GOAL: Give the records back in full, exactly as they read.

WORKING DATA:
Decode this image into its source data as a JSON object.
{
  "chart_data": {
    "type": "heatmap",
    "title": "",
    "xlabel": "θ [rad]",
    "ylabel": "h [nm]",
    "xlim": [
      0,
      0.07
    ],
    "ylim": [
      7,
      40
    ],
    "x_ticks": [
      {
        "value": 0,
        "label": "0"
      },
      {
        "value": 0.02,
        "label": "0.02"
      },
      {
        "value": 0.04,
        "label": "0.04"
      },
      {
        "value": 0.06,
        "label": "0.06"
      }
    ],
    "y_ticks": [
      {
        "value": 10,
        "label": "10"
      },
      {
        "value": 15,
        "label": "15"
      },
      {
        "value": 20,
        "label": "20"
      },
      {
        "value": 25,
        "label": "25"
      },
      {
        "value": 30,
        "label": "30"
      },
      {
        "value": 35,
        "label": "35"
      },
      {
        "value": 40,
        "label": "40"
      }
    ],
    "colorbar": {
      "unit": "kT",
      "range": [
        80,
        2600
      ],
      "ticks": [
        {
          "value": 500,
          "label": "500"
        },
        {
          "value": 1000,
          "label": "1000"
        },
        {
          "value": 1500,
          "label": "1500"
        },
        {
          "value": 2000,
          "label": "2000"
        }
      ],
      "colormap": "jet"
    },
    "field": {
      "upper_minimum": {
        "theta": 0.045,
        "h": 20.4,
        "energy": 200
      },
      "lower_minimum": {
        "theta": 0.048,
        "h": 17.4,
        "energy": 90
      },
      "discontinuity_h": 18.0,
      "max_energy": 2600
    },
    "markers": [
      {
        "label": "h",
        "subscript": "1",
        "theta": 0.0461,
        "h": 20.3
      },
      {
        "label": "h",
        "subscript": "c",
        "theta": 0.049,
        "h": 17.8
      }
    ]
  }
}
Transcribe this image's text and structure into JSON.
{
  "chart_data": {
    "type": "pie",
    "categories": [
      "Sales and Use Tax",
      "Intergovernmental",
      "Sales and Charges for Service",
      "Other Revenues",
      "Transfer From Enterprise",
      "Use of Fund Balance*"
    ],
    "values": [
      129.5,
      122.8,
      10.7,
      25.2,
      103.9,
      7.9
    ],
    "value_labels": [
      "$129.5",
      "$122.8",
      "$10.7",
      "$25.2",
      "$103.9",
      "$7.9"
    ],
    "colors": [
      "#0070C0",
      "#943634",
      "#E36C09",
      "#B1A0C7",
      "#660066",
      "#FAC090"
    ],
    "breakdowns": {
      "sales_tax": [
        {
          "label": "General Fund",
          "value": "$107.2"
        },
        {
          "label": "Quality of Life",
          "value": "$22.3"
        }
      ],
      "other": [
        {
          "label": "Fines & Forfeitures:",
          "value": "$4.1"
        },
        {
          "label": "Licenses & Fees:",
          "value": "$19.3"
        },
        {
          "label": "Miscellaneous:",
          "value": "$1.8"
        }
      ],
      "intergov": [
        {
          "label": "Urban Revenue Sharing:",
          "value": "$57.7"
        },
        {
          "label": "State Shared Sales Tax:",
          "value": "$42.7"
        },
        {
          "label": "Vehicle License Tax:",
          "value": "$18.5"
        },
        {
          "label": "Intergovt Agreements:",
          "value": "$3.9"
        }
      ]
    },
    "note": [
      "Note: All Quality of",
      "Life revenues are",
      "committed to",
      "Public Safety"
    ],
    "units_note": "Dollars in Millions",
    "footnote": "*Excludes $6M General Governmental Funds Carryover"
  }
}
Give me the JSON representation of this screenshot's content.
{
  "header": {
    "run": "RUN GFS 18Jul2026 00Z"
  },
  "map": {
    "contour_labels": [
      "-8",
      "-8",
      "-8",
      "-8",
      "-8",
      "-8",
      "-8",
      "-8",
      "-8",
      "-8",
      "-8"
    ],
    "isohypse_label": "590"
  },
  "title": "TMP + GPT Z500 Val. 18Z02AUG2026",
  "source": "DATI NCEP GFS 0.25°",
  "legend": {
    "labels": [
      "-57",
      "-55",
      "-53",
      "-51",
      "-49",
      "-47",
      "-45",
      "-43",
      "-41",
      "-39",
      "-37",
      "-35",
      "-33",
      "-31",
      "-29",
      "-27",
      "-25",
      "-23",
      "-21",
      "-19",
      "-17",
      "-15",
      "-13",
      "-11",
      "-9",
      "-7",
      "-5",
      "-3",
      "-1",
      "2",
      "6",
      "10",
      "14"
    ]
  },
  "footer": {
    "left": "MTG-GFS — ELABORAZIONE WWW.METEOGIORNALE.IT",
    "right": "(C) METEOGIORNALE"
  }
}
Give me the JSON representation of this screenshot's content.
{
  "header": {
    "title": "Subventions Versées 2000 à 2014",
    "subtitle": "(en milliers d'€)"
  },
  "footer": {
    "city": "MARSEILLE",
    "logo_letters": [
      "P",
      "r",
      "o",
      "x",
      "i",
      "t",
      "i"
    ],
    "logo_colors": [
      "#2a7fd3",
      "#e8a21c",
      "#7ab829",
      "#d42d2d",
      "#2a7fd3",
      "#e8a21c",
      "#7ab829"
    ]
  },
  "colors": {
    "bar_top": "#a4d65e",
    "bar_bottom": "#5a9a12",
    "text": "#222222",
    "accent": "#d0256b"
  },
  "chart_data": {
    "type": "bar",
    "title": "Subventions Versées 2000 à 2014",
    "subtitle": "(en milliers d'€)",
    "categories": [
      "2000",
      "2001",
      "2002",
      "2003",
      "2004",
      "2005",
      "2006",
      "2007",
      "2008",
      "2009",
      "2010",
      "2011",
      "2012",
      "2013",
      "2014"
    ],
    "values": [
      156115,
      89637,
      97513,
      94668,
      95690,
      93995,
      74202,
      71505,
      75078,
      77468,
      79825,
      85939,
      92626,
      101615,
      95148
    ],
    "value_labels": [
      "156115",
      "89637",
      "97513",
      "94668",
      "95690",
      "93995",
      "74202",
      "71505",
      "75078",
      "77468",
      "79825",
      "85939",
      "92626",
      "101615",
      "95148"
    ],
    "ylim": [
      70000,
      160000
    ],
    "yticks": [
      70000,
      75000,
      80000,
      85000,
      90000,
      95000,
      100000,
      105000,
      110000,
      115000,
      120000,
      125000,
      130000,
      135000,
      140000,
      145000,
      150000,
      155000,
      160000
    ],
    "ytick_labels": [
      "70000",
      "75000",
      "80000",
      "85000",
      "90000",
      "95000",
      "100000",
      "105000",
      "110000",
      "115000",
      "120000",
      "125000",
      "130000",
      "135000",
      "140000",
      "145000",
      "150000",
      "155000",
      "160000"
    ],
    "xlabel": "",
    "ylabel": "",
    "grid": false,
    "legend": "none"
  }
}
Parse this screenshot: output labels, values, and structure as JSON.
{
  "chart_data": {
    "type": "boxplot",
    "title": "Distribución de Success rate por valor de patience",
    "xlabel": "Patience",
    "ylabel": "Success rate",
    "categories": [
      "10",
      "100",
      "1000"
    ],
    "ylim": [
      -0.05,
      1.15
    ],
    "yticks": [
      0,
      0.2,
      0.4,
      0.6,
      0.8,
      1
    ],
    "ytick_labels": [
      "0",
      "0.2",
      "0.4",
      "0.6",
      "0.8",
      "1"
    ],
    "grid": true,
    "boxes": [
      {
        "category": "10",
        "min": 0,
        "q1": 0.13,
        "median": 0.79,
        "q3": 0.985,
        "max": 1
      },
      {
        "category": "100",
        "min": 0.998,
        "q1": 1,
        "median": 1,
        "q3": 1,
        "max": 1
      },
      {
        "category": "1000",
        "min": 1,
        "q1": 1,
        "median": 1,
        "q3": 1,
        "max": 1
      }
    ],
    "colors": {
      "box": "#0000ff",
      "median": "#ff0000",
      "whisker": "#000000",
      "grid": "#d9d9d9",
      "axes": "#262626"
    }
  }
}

RIGHT ANSWER:
Decode this image into its source data as a JSON object.
{
  "chart_data": {
    "type": "heatmap",
    "title": "",
    "xlabel": "θ [rad]",
    "ylabel": "h [nm]",
    "xlim": [
      0,
      0.07
    ],
    "ylim": [
      7,
      40
    ],
    "x_ticks": [
      {
        "value": 0,
        "label": "0"
      },
      {
        "value": 0.02,
        "label": "0.02"
      },
      {
        "value": 0.04,
        "label": "0.04"
      },
      {
        "value": 0.06,
        "label": "0.06"
      }
    ],
    "y_ticks": [
      {
        "value": 10,
        "label": "10"
      },
      {
        "value": 15,
        "label": "15"
      },
      {
        "value": 20,
        "label": "20"
      },
      {
        "value": 25,
        "label": "25"
      },
      {
        "value": 30,
        "label": "30"
      },
      {
        "value": 35,
        "label": "35"
      },
      {
        "value": 40,
        "label": "40"
      }
    ],
    "colorbar": {
      "unit": "kT",
      "range": [
        80,
        2600
      ],
      "ticks": [
        {
          "value": 500,
          "label": "500"
        },
        {
          "value": 1000,
          "label": "1000"
        },
        {
          "value": 1500,
          "label": "1500"
        },
        {
          "value": 2000,
          "label": "2000"
        }
      ],
      "colormap": "jet"
    },
    "field": {
      "upper_minimum": {
        "theta": 0.045,
        "h": 20.4,
        "energy": 200
      },
      "lower_minimum": {
        "theta": 0.048,
        "h": 17.4,
        "energy": 90
      },
      "discontinuity_h": 18.0,
      "max_energy": 2600
    },
    "markers": [
      {
        "label": "h",
        "subscript": "1",
        "theta": 0.0461,
        "h": 20.3
      },
      {
        "label": "h",
        "subscript": "c",
        "theta": 0.049,
        "h": 17.8
      }
    ]
  }
}
Transcribe this image's text and structure into JSON.
{
  "chart_data": {
    "type": "pie",
    "categories": [
      "Sales and Use Tax",
      "Intergovernmental",
      "Sales and Charges for Service",
      "Other Revenues",
      "Transfer From Enterprise",
      "Use of Fund Balance*"
    ],
    "values": [
      129.5,
      122.8,
      10.7,
      25.2,
      103.9,
      7.9
    ],
    "value_labels": [
      "$129.5",
      "$122.8",
      "$10.7",
      "$25.2",
      "$103.9",
      "$7.9"
    ],
    "colors": [
      "#0070C0",
      "#943634",
      "#E36C09",
      "#B1A0C7",
      "#660066",
      "#FAC090"
    ],
    "breakdowns": {
      "sales_tax": [
        {
          "label": "General Fund",
          "value": "$107.2"
        },
        {
          "label": "Quality of Life",
          "value": "$22.3"
        }
      ],
      "other": [
        {
          "label": "Fines & Forfeitures:",
          "value": "$4.1"
        },
        {
          "label": "Licenses & Fees:",
          "value": "$19.3"
        },
        {
          "label": "Miscellaneous:",
          "value": "$1.8"
        }
      ],
      "intergov": [
        {
          "label": "Urban Revenue Sharing:",
          "value": "$57.7"
        },
        {
          "label": "State Shared Sales Tax:",
          "value": "$42.7"
        },
        {
          "label": "Vehicle License Tax:",
          "value": "$18.5"
        },
        {
          "label": "Intergovt Agreements:",
          "value": "$3.9"
        }
      ]
    },
    "note": [
      "Note: All Quality of",
      "Life revenues are",
      "committed to",
      "Public Safety"
    ],
    "units_note": "Dollars in Millions",
    "footnote": "*Excludes $6M General Governmental Funds Carryover"
  }
}
Give me the JSON representation of this screenshot's content.
{
  "header": {
    "run": "RUN GFS 18Jul2026 00Z"
  },
  "map": {
    "contour_labels": [
      "-8",
      "-8",
      "-8",
      "-8",
      "-8",
      "-8",
      "-8",
      "-8",
      "-8",
      "-8",
      "-8"
    ],
    "isohypse_label": "590"
  },
  "title": "TMP + GPT Z500 Val. 18Z02AUG2026",
  "source": "DATI NCEP GFS 0.25°",
  "legend": {
    "labels": [
      "-57",
      "-55",
      "-53",
      "-51",
      "-49",
      "-47",
      "-45",
      "-43",
      "-41",
      "-39",
      "-37",
      "-35",
      "-33",
      "-31",
      "-29",
      "-27",
      "-25",
      "-23",
      "-21",
      "-19",
      "-17",
      "-15",
      "-13",
      "-11",
      "-9",
      "-7",
      "-5",
      "-3",
      "-1",
      "2",
      "6",
      "10",
      "14"
    ]
  },
  "footer": {
    "left": "MTG-GFS — ELABORAZIONE WWW.METEOGIORNALE.IT",
    "right": "(C) METEOGIORNALE"
  }
}
Give me the JSON representation of this screenshot's content.
{
  "header": {
    "title": "Subventions Versées 2000 à 2014",
    "subtitle": "(en milliers d'€)"
  },
  "footer": {
    "city": "MARSEILLE",
    "logo_letters": [
      "P",
      "r",
      "o",
      "x",
      "i",
      "t",
      "i"
    ],
    "logo_colors": [
      "#2a7fd3",
      "#e8a21c",
      "#7ab829",
      "#d42d2d",
      "#2a7fd3",
      "#e8a21c",
      "#7ab829"
    ]
  },
  "colors": {
    "bar_top": "#a4d65e",
    "bar_bottom": "#5a9a12",
    "text": "#222222",
    "accent": "#d0256b"
  },
  "chart_data": {
    "type": "bar",
    "title": "Subventions Versées 2000 à 2014",
    "subtitle": "(en milliers d'€)",
    "categories": [
      "2000",
      "2001",
      "2002",
      "2003",
      "2004",
      "2005",
      "2006",
      "2007",
      "2008",
      "2009",
      "2010",
      "2011",
      "2012",
      "2013",
      "2014"
    ],
    "values": [
      156115,
      89637,
      97513,
      94668,
      95690,
      93995,
      74202,
      71505,
      75078,
      77468,
      79825,
      85939,
      92626,
      101615,
      95148
    ],
    "value_labels": [
      "156115",
      "89637",
      "97513",
      "94668",
      "95690",
      "93995",
      "74202",
      "71505",
      "75078",
      "77468",
      "79825",
      "85939",
      "92626",
      "101615",
      "95148"
    ],
    "ylim": [
      70000,
      160000
    ],
    "yticks": [
      70000,
      75000,
      80000,
      85000,
      90000,
      95000,
      100000,
      105000,
      110000,
      115000,
      120000,
      125000,
      130000,
      135000,
      140000,
      145000,
      150000,
      155000,
      160000
    ],
    "ytick_labels": [
      "70000",
      "75000",
      "80000",
      "85000",
      "90000",
      "95000",
      "100000",
      "105000",
      "110000",
      "115000",
      "120000",
      "125000",
      "130000",
      "135000",
      "140000",
      "145000",
      "150000",
      "155000",
      "160000"
    ],
    "xlabel": "",
    "ylabel": "",
    "grid": false,
    "legend": "none"
  }
}
Parse this screenshot: output labels, values, and structure as JSON.
{
  "chart_data": {
    "type": "boxplot",
    "title": "Distribución de Success rate por valor de patience",
    "xlabel": "Patience",
    "ylabel": "Success rate",
    "categories": [
      "10",
      "100",
      "1000"
    ],
    "ylim": [
      -0.05,
      1.15
    ],
    "yticks": [
      0,
      0.2,
      0.4,
      0.6,
      0.8,
      1
    ],
    "ytick_labels": [
      "0",
      "0.2",
      "0.4",
      "0.6",
      "0.8",
      "1"
    ],
    "grid": true,
    "boxes": [
      {
        "category": "10",
        "min": 0,
        "q1": 0.13,
        "median": 0.79,
        "q3": 0.985,
        "max": 1
      },
      {
        "category": "100",
        "min": 0.998,
        "q1": 1,
        "median": 1,
        "q3": 1,
        "max": 1
      },
      {
        "category": "1000",
        "min": 1,
        "q1": 1,
        "median": 1,
        "q3": 1,
        "max": 1
      }
    ],
    "colors": {
      "box": "#0000ff",
      "median": "#ff0000",
      "whisker": "#000000",
      "grid": "#d9d9d9",
      "axes": "#262626"
    }
  }
}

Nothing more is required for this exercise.